Provide the number of lines where the word "JSON" occurs, and no other text.
:: INPUT DATA ::
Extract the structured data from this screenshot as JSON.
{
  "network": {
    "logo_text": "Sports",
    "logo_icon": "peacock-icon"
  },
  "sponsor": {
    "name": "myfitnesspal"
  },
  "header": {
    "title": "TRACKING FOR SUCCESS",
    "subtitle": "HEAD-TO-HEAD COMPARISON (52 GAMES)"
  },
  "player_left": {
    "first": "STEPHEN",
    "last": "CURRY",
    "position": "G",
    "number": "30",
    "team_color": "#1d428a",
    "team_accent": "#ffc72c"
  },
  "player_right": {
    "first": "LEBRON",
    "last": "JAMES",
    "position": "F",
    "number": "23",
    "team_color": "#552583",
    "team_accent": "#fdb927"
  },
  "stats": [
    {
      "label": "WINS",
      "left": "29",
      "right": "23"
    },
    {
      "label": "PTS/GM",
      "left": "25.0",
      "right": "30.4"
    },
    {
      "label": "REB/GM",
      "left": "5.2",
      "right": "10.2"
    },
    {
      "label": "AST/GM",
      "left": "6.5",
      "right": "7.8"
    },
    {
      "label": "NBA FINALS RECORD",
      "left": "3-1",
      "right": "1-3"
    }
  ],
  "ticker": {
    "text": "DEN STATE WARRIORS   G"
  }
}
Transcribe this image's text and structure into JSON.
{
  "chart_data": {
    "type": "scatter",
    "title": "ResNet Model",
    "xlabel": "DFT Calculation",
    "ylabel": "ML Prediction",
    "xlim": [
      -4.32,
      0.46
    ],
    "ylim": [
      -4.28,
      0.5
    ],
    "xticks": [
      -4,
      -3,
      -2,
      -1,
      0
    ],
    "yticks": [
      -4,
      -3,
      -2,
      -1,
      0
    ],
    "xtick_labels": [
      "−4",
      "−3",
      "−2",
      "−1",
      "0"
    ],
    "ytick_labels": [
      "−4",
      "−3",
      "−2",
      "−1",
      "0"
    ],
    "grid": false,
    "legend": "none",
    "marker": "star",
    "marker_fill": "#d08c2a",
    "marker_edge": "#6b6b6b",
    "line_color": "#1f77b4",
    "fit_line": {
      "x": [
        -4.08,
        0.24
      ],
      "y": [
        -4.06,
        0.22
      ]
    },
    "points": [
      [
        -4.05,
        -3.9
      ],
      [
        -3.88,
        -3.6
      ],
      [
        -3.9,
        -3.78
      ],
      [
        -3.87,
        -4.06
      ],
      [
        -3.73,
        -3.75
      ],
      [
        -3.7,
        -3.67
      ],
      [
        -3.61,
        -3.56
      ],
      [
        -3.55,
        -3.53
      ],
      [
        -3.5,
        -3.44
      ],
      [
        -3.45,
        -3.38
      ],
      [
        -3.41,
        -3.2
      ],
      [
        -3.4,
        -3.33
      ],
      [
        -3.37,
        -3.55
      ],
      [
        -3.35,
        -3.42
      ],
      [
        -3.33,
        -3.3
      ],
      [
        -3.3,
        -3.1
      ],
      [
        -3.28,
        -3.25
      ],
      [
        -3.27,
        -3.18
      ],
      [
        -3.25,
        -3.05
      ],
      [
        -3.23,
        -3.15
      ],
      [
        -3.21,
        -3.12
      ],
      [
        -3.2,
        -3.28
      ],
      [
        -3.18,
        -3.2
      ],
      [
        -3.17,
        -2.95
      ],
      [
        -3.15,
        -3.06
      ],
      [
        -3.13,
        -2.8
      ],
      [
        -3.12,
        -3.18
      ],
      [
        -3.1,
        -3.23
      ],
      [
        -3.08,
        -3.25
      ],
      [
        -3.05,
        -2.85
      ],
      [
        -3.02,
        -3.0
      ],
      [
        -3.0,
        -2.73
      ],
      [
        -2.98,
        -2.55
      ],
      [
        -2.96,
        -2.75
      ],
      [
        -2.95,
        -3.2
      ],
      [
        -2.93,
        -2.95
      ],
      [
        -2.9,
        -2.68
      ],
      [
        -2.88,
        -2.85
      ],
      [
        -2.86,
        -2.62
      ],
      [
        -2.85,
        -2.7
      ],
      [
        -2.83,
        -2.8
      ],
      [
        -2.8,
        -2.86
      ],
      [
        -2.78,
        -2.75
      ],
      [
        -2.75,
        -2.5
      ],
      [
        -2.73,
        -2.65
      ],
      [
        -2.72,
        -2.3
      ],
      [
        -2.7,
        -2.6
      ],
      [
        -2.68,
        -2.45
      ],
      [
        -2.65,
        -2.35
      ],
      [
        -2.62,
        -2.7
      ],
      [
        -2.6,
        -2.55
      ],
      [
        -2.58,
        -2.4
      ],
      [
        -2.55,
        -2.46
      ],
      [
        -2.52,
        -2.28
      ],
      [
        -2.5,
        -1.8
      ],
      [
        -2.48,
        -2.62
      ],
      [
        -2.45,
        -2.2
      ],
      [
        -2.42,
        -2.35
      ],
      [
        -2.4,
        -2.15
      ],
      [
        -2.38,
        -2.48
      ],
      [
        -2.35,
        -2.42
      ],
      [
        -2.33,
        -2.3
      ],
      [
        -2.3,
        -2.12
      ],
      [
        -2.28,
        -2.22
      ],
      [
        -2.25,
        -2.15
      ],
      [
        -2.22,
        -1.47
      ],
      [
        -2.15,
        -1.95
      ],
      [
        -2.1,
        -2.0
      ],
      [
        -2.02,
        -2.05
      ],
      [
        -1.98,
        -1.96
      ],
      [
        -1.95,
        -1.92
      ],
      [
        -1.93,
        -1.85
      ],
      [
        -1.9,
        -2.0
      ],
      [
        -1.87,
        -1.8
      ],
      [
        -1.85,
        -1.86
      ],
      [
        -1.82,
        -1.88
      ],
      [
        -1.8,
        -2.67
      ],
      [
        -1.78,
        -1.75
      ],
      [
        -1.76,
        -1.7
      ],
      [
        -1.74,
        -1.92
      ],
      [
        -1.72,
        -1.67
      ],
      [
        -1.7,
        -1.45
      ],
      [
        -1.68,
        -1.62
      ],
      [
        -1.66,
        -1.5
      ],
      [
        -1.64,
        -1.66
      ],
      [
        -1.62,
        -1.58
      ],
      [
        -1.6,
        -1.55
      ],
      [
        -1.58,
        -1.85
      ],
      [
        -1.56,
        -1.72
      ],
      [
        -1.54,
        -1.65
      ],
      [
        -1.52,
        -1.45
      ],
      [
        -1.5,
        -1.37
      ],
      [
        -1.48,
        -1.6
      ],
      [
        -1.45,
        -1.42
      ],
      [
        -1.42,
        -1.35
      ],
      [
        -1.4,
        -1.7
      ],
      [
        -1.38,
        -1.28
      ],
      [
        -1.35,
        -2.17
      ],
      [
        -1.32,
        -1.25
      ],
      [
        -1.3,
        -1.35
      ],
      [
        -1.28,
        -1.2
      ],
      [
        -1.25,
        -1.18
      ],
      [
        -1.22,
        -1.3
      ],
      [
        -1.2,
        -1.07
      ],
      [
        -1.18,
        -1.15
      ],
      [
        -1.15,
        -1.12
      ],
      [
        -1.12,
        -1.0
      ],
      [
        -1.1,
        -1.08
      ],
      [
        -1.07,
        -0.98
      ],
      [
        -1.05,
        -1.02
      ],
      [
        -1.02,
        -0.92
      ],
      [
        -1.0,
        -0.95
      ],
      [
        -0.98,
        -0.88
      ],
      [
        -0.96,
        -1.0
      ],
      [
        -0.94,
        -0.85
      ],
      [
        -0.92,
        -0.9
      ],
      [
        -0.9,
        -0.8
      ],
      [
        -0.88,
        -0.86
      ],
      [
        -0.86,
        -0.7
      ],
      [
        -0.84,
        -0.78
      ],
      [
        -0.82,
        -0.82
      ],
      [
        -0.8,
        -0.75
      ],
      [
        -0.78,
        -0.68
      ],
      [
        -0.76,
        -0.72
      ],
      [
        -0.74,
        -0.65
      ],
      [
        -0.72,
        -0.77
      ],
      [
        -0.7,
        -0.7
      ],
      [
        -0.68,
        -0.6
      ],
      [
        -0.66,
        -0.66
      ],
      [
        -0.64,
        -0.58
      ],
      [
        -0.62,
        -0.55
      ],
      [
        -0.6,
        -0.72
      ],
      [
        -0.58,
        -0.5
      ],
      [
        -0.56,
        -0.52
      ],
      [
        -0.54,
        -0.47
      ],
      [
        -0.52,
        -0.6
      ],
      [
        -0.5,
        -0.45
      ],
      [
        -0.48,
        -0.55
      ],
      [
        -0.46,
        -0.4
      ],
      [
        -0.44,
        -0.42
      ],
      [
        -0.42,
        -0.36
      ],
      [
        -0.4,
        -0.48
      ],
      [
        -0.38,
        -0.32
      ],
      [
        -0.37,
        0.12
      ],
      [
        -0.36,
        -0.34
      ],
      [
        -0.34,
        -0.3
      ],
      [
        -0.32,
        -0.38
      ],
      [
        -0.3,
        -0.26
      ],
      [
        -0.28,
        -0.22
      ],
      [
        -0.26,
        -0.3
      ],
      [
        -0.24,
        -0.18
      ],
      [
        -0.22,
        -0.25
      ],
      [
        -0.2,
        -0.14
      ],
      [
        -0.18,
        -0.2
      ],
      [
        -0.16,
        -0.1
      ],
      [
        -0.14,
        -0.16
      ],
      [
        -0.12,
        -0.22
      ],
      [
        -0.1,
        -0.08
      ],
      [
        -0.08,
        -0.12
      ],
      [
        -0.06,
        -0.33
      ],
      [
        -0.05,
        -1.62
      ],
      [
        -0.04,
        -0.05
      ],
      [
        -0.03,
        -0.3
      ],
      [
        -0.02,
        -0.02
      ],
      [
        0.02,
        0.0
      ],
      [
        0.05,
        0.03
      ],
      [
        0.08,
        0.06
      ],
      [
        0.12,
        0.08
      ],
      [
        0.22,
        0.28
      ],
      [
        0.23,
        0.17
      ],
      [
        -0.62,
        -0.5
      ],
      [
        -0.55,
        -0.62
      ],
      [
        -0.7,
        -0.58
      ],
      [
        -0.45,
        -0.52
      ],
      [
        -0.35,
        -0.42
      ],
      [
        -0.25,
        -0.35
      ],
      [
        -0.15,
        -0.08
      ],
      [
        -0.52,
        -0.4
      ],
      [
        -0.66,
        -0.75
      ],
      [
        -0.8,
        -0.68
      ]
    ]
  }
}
:::
■ **WORKED SOLUTION**
2